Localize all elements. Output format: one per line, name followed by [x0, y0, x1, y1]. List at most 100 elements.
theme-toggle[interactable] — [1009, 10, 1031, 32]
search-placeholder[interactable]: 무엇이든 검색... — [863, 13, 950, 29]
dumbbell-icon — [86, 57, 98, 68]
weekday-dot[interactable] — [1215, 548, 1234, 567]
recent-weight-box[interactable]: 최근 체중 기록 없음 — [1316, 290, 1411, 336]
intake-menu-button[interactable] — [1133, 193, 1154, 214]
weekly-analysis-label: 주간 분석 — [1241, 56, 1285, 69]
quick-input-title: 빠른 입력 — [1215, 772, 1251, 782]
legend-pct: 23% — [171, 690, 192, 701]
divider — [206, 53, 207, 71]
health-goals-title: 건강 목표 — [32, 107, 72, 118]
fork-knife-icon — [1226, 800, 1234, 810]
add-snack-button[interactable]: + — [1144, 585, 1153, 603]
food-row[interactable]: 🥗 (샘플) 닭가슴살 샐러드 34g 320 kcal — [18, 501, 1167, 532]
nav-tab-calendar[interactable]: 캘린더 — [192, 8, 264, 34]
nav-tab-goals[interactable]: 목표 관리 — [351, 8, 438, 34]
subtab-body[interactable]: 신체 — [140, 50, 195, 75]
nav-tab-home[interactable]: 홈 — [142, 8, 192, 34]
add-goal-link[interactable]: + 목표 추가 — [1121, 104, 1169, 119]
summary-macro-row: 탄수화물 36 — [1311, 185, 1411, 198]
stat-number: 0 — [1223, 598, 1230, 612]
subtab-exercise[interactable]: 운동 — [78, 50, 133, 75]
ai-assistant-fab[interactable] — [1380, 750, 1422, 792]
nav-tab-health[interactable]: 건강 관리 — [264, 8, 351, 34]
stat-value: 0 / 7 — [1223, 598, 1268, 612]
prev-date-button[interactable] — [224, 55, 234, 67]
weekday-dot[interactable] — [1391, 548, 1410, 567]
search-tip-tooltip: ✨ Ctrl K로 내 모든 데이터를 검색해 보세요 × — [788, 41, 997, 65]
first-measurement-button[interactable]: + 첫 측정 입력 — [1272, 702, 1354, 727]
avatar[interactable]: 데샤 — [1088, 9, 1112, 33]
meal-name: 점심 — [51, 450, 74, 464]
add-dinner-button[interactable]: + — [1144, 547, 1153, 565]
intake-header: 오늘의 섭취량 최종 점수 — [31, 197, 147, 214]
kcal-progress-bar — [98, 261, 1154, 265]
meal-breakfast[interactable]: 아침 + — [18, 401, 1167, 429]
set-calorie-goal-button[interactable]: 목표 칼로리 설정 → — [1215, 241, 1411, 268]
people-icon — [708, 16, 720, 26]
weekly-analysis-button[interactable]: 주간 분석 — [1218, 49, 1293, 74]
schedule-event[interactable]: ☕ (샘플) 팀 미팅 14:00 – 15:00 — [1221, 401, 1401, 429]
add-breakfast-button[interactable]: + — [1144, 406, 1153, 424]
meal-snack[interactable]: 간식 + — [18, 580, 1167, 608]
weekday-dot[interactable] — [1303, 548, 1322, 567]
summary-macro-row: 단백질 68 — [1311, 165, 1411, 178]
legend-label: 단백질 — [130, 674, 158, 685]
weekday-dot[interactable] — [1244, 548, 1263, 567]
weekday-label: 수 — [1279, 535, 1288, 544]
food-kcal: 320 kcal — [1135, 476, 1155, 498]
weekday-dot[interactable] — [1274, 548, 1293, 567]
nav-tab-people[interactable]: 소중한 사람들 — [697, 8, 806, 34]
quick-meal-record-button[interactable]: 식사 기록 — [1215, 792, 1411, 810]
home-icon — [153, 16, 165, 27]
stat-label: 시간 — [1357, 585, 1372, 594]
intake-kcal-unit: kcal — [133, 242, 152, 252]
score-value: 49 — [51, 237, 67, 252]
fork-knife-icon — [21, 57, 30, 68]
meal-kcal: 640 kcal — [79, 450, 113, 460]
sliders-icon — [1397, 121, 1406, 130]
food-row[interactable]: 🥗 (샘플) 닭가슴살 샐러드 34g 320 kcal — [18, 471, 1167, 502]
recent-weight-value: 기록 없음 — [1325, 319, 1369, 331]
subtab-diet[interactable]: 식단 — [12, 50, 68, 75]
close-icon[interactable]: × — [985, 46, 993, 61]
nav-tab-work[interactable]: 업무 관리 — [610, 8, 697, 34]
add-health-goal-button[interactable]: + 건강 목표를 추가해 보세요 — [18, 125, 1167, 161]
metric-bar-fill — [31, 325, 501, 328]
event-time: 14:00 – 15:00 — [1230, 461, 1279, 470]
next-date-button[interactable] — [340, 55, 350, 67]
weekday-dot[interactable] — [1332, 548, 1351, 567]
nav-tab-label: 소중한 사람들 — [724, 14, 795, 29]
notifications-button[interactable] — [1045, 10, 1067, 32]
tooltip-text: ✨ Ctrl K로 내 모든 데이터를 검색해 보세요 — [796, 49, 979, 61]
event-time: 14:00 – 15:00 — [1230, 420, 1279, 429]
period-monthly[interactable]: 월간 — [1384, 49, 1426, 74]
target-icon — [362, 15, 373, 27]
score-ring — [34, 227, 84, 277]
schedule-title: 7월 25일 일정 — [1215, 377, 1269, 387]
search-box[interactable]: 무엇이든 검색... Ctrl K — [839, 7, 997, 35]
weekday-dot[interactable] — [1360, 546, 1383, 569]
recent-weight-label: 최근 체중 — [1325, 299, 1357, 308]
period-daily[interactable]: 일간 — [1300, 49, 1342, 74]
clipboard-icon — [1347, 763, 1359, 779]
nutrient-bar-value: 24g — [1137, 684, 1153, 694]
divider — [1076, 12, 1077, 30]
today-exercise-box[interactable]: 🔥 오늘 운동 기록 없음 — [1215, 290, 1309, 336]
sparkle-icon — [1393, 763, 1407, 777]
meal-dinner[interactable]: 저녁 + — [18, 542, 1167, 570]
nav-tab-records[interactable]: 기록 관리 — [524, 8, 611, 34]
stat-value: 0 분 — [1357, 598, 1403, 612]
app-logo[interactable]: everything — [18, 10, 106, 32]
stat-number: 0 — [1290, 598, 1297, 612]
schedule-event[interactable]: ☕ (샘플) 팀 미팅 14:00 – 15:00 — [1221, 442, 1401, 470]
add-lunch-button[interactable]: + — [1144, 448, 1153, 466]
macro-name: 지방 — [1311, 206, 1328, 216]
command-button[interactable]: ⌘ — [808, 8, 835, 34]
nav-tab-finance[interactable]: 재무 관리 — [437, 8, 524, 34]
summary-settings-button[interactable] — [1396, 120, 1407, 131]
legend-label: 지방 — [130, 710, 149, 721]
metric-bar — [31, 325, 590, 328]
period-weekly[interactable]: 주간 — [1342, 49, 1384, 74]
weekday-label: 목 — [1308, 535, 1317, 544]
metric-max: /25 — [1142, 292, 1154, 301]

----

## WHAT THIS TASK INVOLVES:
Reproduce verbatim the lines from the start of the records through the line containing "nav-tab-home[interactable]: 홈 —".

## TASK RESULT:
Localize all elements. Output format: one per line, name followed by [x0, y0, x1, y1]. List at most 100 elements.
theme-toggle[interactable] — [1009, 10, 1031, 32]
search-placeholder[interactable]: 무엇이든 검색... — [863, 13, 950, 29]
dumbbell-icon — [86, 57, 98, 68]
weekday-dot[interactable] — [1215, 548, 1234, 567]
recent-weight-box[interactable]: 최근 체중 기록 없음 — [1316, 290, 1411, 336]
intake-menu-button[interactable] — [1133, 193, 1154, 214]
weekly-analysis-label: 주간 분석 — [1241, 56, 1285, 69]
quick-input-title: 빠른 입력 — [1215, 772, 1251, 782]
legend-pct: 23% — [171, 690, 192, 701]
divider — [206, 53, 207, 71]
health-goals-title: 건강 목표 — [32, 107, 72, 118]
fork-knife-icon — [1226, 800, 1234, 810]
add-snack-button[interactable]: + — [1144, 585, 1153, 603]
food-row[interactable]: 🥗 (샘플) 닭가슴살 샐러드 34g 320 kcal — [18, 501, 1167, 532]
nav-tab-calendar[interactable]: 캘린더 — [192, 8, 264, 34]
nav-tab-goals[interactable]: 목표 관리 — [351, 8, 438, 34]
subtab-body[interactable]: 신체 — [140, 50, 195, 75]
nav-tab-home[interactable]: 홈 — [142, 8, 192, 34]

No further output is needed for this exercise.